Repeat the material verbatim and drop the pictures.

○ ○ ○

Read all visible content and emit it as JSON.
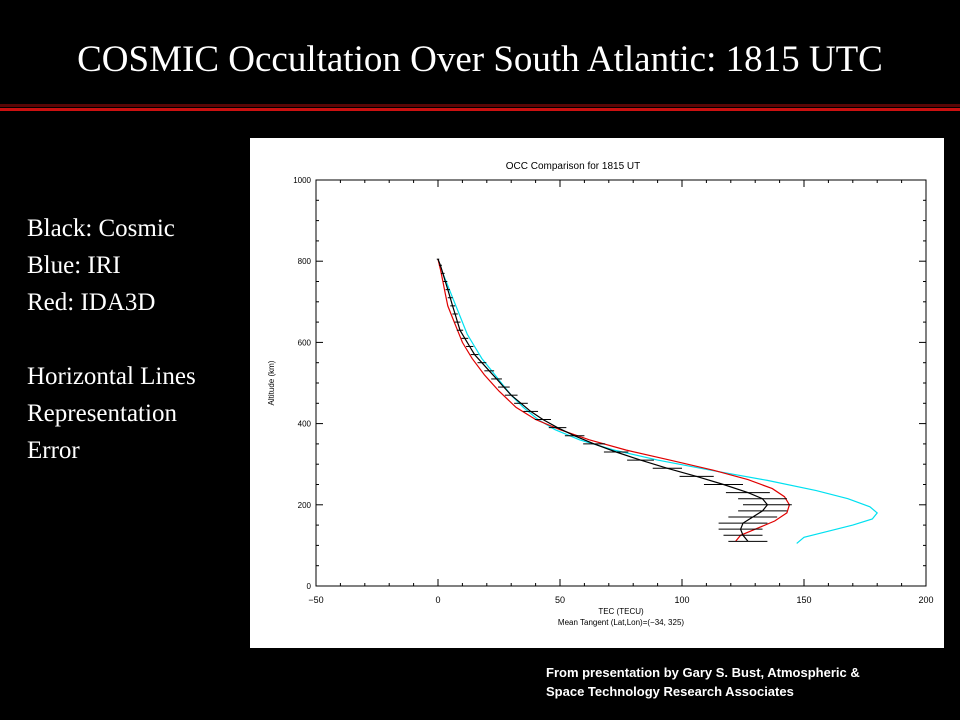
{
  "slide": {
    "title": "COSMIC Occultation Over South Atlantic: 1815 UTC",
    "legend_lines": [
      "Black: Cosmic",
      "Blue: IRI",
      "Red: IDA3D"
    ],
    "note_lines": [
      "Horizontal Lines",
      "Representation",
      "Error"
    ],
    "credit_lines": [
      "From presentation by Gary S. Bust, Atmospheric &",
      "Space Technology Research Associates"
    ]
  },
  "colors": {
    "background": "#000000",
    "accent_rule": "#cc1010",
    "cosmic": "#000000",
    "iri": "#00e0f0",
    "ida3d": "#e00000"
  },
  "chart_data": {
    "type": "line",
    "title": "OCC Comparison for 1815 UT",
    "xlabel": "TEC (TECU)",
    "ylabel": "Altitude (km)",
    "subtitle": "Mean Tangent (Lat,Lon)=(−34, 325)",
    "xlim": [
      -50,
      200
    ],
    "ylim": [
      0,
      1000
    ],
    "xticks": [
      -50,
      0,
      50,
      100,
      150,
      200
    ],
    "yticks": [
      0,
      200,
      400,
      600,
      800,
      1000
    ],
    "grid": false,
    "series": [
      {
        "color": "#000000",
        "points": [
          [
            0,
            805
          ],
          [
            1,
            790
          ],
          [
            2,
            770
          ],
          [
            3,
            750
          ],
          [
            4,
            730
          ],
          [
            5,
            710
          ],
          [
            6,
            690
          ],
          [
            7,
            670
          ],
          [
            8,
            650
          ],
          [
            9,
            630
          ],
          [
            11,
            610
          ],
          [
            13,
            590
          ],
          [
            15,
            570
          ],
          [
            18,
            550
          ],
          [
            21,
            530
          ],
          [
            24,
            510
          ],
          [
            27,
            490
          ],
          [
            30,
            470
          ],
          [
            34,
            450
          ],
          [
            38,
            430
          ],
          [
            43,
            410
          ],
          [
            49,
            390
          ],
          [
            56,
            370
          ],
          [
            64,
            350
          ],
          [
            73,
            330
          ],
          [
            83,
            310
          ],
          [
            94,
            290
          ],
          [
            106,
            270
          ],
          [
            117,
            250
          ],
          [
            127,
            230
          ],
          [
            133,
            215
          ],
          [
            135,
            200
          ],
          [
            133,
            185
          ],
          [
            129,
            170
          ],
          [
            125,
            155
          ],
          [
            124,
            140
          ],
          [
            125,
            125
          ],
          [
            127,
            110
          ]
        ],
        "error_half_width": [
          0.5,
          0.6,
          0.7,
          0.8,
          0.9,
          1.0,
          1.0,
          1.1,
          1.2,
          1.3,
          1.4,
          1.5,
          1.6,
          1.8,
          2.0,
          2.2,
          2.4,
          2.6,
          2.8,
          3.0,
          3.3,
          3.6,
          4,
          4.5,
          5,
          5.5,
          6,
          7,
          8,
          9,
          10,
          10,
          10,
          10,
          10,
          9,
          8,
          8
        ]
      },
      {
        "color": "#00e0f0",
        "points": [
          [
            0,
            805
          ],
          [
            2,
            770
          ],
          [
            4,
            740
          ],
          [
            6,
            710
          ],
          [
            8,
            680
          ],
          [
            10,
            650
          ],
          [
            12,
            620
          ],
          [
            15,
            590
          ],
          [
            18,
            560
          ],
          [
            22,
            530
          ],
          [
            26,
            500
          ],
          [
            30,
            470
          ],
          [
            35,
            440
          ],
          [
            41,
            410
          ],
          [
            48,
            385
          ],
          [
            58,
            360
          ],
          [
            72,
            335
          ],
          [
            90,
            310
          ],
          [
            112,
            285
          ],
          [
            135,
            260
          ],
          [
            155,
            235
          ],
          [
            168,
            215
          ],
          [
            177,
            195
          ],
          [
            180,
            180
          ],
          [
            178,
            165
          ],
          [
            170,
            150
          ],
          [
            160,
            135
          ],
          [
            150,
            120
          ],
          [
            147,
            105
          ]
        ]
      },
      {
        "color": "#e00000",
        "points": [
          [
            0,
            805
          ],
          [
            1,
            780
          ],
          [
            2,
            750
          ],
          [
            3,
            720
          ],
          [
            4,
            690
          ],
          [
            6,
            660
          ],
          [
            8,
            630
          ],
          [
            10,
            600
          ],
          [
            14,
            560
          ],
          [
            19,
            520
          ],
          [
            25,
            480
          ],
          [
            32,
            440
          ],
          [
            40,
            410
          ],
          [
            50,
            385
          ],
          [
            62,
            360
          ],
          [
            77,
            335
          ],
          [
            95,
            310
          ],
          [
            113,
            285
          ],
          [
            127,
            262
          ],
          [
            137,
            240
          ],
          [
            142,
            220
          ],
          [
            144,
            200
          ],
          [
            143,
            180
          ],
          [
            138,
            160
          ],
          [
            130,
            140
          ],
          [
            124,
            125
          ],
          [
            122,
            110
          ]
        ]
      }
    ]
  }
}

○ ○ ○

Problem solution:
Read all visible content and emit it as JSON.
{
  "slide": {
    "title": "COSMIC Occultation Over South Atlantic: 1815 UTC",
    "legend_lines": [
      "Black: Cosmic",
      "Blue: IRI",
      "Red: IDA3D"
    ],
    "note_lines": [
      "Horizontal Lines",
      "Representation",
      "Error"
    ],
    "credit_lines": [
      "From presentation by Gary S. Bust, Atmospheric &",
      "Space Technology Research Associates"
    ]
  },
  "colors": {
    "background": "#000000",
    "accent_rule": "#cc1010",
    "cosmic": "#000000",
    "iri": "#00e0f0",
    "ida3d": "#e00000"
  },
  "chart_data": {
    "type": "line",
    "title": "OCC Comparison for 1815 UT",
    "xlabel": "TEC (TECU)",
    "ylabel": "Altitude (km)",
    "subtitle": "Mean Tangent (Lat,Lon)=(−34, 325)",
    "xlim": [
      -50,
      200
    ],
    "ylim": [
      0,
      1000
    ],
    "xticks": [
      -50,
      0,
      50,
      100,
      150,
      200
    ],
    "yticks": [
      0,
      200,
      400,
      600,
      800,
      1000
    ],
    "grid": false,
    "series": [
      {
        "color": "#000000",
        "points": [
          [
            0,
            805
          ],
          [
            1,
            790
          ],
          [
            2,
            770
          ],
          [
            3,
            750
          ],
          [
            4,
            730
          ],
          [
            5,
            710
          ],
          [
            6,
            690
          ],
          [
            7,
            670
          ],
          [
            8,
            650
          ],
          [
            9,
            630
          ],
          [
            11,
            610
          ],
          [
            13,
            590
          ],
          [
            15,
            570
          ],
          [
            18,
            550
          ],
          [
            21,
            530
          ],
          [
            24,
            510
          ],
          [
            27,
            490
          ],
          [
            30,
            470
          ],
          [
            34,
            450
          ],
          [
            38,
            430
          ],
          [
            43,
            410
          ],
          [
            49,
            390
          ],
          [
            56,
            370
          ],
          [
            64,
            350
          ],
          [
            73,
            330
          ],
          [
            83,
            310
          ],
          [
            94,
            290
          ],
          [
            106,
            270
          ],
          [
            117,
            250
          ],
          [
            127,
            230
          ],
          [
            133,
            215
          ],
          [
            135,
            200
          ],
          [
            133,
            185
          ],
          [
            129,
            170
          ],
          [
            125,
            155
          ],
          [
            124,
            140
          ],
          [
            125,
            125
          ],
          [
            127,
            110
          ]
        ],
        "error_half_width": [
          0.5,
          0.6,
          0.7,
          0.8,
          0.9,
          1.0,
          1.0,
          1.1,
          1.2,
          1.3,
          1.4,
          1.5,
          1.6,
          1.8,
          2.0,
          2.2,
          2.4,
          2.6,
          2.8,
          3.0,
          3.3,
          3.6,
          4,
          4.5,
          5,
          5.5,
          6,
          7,
          8,
          9,
          10,
          10,
          10,
          10,
          10,
          9,
          8,
          8
        ]
      },
      {
        "color": "#00e0f0",
        "points": [
          [
            0,
            805
          ],
          [
            2,
            770
          ],
          [
            4,
            740
          ],
          [
            6,
            710
          ],
          [
            8,
            680
          ],
          [
            10,
            650
          ],
          [
            12,
            620
          ],
          [
            15,
            590
          ],
          [
            18,
            560
          ],
          [
            22,
            530
          ],
          [
            26,
            500
          ],
          [
            30,
            470
          ],
          [
            35,
            440
          ],
          [
            41,
            410
          ],
          [
            48,
            385
          ],
          [
            58,
            360
          ],
          [
            72,
            335
          ],
          [
            90,
            310
          ],
          [
            112,
            285
          ],
          [
            135,
            260
          ],
          [
            155,
            235
          ],
          [
            168,
            215
          ],
          [
            177,
            195
          ],
          [
            180,
            180
          ],
          [
            178,
            165
          ],
          [
            170,
            150
          ],
          [
            160,
            135
          ],
          [
            150,
            120
          ],
          [
            147,
            105
          ]
        ]
      },
      {
        "color": "#e00000",
        "points": [
          [
            0,
            805
          ],
          [
            1,
            780
          ],
          [
            2,
            750
          ],
          [
            3,
            720
          ],
          [
            4,
            690
          ],
          [
            6,
            660
          ],
          [
            8,
            630
          ],
          [
            10,
            600
          ],
          [
            14,
            560
          ],
          [
            19,
            520
          ],
          [
            25,
            480
          ],
          [
            32,
            440
          ],
          [
            40,
            410
          ],
          [
            50,
            385
          ],
          [
            62,
            360
          ],
          [
            77,
            335
          ],
          [
            95,
            310
          ],
          [
            113,
            285
          ],
          [
            127,
            262
          ],
          [
            137,
            240
          ],
          [
            142,
            220
          ],
          [
            144,
            200
          ],
          [
            143,
            180
          ],
          [
            138,
            160
          ],
          [
            130,
            140
          ],
          [
            124,
            125
          ],
          [
            122,
            110
          ]
        ]
      }
    ]
  }
}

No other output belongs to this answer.